PROVIDED RECORDS:
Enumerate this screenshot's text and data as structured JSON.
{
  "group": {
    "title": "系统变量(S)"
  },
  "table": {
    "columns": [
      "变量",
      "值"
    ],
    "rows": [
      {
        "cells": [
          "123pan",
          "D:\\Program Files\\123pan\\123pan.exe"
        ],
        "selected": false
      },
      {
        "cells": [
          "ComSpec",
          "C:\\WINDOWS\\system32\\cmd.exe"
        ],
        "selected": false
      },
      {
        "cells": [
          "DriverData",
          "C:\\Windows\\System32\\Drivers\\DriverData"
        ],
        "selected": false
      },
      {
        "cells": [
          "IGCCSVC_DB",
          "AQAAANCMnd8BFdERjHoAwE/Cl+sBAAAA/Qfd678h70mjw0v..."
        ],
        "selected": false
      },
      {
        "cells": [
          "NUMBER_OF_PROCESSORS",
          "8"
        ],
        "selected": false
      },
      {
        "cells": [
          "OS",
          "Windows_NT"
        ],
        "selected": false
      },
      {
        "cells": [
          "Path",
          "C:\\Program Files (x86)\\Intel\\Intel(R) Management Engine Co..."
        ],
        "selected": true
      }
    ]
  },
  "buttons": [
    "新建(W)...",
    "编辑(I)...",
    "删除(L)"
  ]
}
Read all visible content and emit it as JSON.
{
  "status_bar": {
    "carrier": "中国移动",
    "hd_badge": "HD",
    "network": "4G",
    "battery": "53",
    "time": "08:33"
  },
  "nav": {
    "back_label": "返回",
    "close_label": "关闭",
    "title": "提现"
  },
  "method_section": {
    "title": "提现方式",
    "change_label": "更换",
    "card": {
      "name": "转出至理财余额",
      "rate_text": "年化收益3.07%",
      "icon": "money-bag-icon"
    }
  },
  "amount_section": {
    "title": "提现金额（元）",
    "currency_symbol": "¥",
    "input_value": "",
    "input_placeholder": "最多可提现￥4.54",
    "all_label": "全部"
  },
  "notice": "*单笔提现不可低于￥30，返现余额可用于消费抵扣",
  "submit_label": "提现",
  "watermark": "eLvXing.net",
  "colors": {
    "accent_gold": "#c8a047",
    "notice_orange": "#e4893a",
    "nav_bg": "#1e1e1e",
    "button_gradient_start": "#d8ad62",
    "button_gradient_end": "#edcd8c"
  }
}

PROBLEM: List all lines above in which the string "title" appears.

EXERCISE RESPONSE:
    "title": "系统变量(S)"
    "title": "提现"
    "title": "提现方式",
    "title": "提现金额（元）",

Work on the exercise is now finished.